Tarea asignada —
Copia íntegramente el texto sobre la encarnación que aparece a continuación, sin alterar ni una palabra.

++++ Texto dado ++++

Están tan repletos de sus propios pensamientos que no se toman la molestia de
escudriñar las Escrituras para ver lo que dicen sobre este tema. Por eso hoy
encontramos a muchos que sostienen el fatal error de que la encarnación
constituye el fundamento de nuestra relación con el “Primogénito”. Los tales
consideran a Aquel que se ha encarnado como nuestro “hermano mayor” que, al
tomar sobre sí una naturaleza humana, nos unió a Él, o él se unió a nosotros.
Sería
difícil expresar convenientemente y enumerar las terribles consecuencias de tal
error. En primer lugar, lleva aparejado una positiva blasfemia contra la
Persona del Hijo de Dios; es la negación de su humanidad absolutamente pura,
sin pecado, perfecta. En su humanidad, era tal que el ángel podía decir a la
virgen María: “El Santo Ser que nacerá, será llamado Hijo de Dios” (Lucas
1:35). Su naturaleza humana era absolutamente santa. Como hombre, no conoció
pecado. Fue el único hombre en la tierra de quien podía decirse ello. Era
único, absolutamente solo en esa condición. No había ni podía haber ninguna
unión con él en su encarnación. ¿Cómo el Santo y los profanos, el Puro y los
impuros, el Inmaculado y los manchados habrían podido ser unidos alguna vez?
¡Ello era absolutamente imposible! Aquellos que piensan y dicen que tal cosa
era posible, yerran grandemente, ignorando las Escrituras y al Hijo de Dios.
Además,
aquellos que hablan de unión en la encarnación son muy manifiestamente enemigos
de la cruz de Cristo. En efecto, ¿qué necesidad habría de la cruz, de la muerte
o de la sangre de Cristo, si los pecadores pudiesen estar unidos a Él en su
encarnación? Ninguna, seguramente. No habría ninguna necesidad de expiación,
ninguna necesidad de propiciación, ninguna necesidad de los sufrimientos y de
la muerte de Cristo como sustituto, si los pecadores pudiesen estar unidos a Él
sin eso.

++++ Material proporcionado ++++

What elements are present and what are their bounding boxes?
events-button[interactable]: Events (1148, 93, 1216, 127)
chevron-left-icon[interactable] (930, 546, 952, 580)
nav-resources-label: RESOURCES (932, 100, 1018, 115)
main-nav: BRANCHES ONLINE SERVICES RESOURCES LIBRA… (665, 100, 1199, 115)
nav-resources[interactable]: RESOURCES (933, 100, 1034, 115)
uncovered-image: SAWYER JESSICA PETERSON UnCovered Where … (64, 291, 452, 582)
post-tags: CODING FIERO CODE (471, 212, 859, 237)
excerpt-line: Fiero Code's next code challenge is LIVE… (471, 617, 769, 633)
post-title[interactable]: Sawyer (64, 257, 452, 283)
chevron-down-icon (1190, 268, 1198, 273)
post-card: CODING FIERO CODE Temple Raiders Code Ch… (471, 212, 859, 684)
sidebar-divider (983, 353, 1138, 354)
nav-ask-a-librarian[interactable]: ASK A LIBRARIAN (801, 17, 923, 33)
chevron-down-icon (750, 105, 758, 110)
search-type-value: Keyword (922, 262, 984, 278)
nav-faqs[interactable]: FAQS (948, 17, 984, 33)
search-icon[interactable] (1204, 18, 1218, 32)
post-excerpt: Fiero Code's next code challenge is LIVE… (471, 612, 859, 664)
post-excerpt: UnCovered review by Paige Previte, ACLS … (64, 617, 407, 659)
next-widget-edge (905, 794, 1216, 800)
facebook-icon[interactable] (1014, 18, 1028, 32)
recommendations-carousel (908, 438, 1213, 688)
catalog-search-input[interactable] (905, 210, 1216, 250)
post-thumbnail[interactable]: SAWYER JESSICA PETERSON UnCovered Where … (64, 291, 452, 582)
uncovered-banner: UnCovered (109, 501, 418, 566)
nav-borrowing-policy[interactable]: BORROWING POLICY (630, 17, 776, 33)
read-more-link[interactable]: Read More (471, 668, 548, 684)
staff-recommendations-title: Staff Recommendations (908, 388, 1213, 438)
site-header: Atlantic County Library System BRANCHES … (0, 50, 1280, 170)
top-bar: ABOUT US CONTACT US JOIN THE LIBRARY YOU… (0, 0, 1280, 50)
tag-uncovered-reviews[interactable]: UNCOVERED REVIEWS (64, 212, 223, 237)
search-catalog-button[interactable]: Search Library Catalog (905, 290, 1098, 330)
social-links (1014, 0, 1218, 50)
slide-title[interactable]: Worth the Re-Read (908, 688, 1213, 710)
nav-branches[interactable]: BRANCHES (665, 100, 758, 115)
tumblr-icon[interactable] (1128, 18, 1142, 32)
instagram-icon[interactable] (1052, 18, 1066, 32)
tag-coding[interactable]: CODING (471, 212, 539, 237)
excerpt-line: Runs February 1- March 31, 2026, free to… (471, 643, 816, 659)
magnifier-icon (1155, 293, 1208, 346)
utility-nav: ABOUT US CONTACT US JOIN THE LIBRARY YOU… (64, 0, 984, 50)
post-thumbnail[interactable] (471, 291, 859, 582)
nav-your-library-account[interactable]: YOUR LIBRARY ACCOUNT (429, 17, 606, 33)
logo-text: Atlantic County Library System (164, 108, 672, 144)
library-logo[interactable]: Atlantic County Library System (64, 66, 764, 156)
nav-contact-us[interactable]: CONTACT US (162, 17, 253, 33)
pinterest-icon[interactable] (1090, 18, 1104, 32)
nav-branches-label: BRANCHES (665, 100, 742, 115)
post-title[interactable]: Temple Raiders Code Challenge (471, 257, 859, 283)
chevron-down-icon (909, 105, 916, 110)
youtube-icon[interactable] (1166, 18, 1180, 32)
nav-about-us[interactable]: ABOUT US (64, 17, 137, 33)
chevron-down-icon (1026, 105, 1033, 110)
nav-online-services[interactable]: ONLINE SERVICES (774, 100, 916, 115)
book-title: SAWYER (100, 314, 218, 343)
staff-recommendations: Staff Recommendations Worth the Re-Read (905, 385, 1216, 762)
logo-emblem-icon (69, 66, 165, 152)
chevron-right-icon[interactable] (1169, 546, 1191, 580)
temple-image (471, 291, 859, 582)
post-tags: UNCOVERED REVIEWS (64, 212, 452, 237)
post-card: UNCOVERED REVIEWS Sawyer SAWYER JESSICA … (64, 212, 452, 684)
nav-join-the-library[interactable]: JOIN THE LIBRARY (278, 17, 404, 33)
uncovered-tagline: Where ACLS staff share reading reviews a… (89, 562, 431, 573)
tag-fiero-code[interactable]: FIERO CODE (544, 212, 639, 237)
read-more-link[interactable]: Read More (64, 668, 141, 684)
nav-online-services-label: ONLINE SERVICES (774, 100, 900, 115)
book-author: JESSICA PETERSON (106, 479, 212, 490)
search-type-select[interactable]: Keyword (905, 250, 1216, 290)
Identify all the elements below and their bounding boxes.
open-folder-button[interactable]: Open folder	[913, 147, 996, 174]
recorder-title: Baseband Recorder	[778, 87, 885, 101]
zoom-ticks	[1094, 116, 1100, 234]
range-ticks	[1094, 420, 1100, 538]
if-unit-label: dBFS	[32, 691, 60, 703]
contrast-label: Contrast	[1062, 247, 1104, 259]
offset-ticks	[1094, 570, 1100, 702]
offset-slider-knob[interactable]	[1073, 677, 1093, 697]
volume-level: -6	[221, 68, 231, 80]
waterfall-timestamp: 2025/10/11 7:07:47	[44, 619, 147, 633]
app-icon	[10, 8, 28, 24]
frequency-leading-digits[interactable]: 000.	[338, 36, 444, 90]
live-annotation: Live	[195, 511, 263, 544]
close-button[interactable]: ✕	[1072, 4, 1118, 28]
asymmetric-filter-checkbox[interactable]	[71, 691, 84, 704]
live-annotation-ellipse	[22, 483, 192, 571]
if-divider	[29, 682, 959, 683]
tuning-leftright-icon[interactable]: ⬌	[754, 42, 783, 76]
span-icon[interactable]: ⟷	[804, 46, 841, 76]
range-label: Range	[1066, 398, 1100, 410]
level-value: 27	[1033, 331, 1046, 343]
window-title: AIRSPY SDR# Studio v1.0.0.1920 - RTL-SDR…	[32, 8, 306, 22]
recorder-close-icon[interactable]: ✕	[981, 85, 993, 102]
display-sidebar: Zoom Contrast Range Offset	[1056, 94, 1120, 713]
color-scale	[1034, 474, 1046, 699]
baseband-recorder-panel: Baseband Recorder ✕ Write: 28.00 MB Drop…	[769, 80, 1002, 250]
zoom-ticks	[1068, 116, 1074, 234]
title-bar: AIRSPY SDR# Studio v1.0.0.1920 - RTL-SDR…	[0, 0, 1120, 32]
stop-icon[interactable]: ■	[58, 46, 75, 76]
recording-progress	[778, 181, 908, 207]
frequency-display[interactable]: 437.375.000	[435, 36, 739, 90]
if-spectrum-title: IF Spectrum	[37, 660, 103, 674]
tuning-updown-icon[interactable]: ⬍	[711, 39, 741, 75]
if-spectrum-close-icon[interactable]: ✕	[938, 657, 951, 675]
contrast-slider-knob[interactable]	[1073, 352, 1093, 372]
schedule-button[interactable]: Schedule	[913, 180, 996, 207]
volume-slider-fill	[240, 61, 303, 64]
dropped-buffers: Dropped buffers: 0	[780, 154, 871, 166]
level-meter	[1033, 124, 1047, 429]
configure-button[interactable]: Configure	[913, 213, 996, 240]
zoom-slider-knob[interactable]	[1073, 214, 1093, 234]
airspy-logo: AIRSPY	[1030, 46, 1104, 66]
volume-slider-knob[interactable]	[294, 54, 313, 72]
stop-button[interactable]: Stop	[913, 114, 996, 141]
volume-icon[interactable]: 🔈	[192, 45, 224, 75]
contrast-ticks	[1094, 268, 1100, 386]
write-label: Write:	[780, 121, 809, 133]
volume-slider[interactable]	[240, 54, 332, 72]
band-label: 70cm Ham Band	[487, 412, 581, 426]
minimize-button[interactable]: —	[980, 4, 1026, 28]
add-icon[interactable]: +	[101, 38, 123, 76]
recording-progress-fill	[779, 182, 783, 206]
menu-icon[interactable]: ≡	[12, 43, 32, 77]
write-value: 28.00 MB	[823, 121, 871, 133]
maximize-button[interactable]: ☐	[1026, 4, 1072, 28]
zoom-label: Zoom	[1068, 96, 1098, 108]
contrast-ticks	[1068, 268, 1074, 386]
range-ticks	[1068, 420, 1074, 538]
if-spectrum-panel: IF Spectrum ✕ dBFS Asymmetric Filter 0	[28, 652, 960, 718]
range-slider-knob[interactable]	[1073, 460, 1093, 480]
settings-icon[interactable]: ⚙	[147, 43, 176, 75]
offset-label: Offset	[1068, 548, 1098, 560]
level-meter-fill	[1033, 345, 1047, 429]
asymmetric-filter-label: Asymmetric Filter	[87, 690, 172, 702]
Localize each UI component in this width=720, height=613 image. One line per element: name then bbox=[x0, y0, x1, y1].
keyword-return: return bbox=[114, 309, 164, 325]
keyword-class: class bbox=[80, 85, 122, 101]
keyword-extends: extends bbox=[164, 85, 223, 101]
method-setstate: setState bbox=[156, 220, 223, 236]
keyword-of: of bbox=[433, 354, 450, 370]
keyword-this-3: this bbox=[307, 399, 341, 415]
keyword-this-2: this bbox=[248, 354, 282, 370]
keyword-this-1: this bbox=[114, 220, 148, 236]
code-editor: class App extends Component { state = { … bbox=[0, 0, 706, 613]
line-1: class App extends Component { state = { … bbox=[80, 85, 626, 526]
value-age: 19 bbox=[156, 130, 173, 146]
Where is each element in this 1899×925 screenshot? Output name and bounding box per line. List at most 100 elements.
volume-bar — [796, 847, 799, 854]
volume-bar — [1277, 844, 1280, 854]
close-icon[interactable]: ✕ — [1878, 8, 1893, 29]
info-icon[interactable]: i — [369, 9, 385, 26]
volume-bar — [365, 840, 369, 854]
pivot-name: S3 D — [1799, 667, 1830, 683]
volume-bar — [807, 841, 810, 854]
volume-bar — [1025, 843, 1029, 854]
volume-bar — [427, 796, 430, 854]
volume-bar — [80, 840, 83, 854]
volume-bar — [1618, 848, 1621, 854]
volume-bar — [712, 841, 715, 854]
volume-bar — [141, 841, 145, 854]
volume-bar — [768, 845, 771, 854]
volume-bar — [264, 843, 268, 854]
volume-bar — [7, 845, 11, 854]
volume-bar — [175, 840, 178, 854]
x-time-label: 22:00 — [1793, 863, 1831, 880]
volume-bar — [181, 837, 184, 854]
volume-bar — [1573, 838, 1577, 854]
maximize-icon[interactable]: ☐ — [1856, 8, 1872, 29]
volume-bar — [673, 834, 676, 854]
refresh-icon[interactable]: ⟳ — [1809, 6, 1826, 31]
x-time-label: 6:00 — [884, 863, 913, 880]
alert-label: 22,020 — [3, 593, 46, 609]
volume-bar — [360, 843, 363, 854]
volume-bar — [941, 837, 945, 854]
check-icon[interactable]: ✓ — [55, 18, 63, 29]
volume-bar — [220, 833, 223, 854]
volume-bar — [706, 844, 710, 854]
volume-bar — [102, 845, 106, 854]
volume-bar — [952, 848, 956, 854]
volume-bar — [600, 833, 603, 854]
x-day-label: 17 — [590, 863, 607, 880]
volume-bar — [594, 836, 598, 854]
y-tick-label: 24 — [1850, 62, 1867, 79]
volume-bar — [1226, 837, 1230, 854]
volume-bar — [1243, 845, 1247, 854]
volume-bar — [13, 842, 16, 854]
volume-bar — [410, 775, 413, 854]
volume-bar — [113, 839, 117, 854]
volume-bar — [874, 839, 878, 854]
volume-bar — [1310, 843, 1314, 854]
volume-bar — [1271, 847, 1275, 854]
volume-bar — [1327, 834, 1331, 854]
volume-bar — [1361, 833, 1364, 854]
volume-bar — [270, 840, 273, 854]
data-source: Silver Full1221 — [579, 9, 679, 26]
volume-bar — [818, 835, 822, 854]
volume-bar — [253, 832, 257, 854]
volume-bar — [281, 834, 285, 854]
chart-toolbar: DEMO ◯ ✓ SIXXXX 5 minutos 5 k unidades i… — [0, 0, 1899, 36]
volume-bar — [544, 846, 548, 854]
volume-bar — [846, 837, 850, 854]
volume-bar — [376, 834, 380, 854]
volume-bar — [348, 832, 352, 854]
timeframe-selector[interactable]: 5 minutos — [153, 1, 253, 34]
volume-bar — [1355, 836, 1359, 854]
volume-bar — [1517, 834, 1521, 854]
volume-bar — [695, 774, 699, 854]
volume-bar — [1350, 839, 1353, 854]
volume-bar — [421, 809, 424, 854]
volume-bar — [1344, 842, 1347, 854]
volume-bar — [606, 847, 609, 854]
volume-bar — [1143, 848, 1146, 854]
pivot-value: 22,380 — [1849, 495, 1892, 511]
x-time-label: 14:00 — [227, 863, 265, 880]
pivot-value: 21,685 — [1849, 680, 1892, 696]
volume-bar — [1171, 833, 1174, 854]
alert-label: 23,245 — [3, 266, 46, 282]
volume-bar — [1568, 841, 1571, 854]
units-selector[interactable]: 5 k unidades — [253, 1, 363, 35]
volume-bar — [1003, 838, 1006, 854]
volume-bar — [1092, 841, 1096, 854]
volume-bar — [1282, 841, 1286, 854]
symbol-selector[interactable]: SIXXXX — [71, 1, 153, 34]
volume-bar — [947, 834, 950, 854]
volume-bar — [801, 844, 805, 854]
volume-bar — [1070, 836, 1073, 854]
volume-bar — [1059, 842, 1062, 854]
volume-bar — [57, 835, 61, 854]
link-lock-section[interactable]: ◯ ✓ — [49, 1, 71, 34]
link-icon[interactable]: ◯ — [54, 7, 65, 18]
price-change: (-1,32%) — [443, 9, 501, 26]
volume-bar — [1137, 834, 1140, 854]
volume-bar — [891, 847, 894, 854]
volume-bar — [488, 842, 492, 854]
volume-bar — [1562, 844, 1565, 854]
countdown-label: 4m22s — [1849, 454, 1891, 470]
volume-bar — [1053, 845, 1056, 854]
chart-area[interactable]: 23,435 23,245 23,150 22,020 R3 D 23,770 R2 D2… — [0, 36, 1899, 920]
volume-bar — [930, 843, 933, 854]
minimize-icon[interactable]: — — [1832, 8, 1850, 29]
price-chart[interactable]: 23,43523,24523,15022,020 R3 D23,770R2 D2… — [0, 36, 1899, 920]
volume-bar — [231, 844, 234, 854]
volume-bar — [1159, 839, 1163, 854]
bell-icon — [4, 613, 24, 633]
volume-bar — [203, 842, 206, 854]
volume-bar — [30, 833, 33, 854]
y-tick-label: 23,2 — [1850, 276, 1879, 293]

++++

Solución propuesta —
Están tan repletos de sus propios pensamientos que no se toman la molestia de
escudriñar las Escrituras para ver lo que dicen sobre este tema. Por eso hoy
encontramos a muchos que sostienen el fatal error de que la encarnación
constituye el fundamento de nuestra relación con el “Primogénito”. Los tales
consideran a Aquel que se ha encarnado como nuestro “hermano mayor” que, al
tomar sobre sí una naturaleza humana, nos unió a Él, o él se unió a nosotros.
Sería
difícil expresar convenientemente y enumerar las terribles consecuencias de tal
error. En primer lugar, lleva aparejado una positiva blasfemia contra la
Persona del Hijo de Dios; es la negación de su humanidad absolutamente pura,
sin pecado, perfecta. En su humanidad, era tal que el ángel podía decir a la
virgen María: “El Santo Ser que nacerá, será llamado Hijo de Dios” (Lucas
1:35). Su naturaleza humana era absolutamente santa. Como hombre, no conoció
pecado. Fue el único hombre en la tierra de quien podía decirse ello. Era
único, absolutamente solo en esa condición. No había ni podía haber ninguna
unión con él en su encarnación. ¿Cómo el Santo y los profanos, el Puro y los
impuros, el Inmaculado y los manchados habrían podido ser unidos alguna vez?
¡Ello era absolutamente imposible! Aquellos que piensan y dicen que tal cosa
era posible, yerran grandemente, ignorando las Escrituras y al Hijo de Dios.
Además,
aquellos que hablan de unión en la encarnación son muy manifiestamente enemigos
de la cruz de Cristo. En efecto, ¿qué necesidad habría de la cruz, de la muerte
o de la sangre de Cristo, si los pecadores pudiesen estar unidos a Él en su
encarnación? Ninguna, seguramente. No habría ninguna necesidad de expiación,
ninguna necesidad de propiciación, ninguna necesidad de los sufrimientos y de
la muerte de Cristo como sustituto, si los pecadores pudiesen estar unidos a Él
sin eso.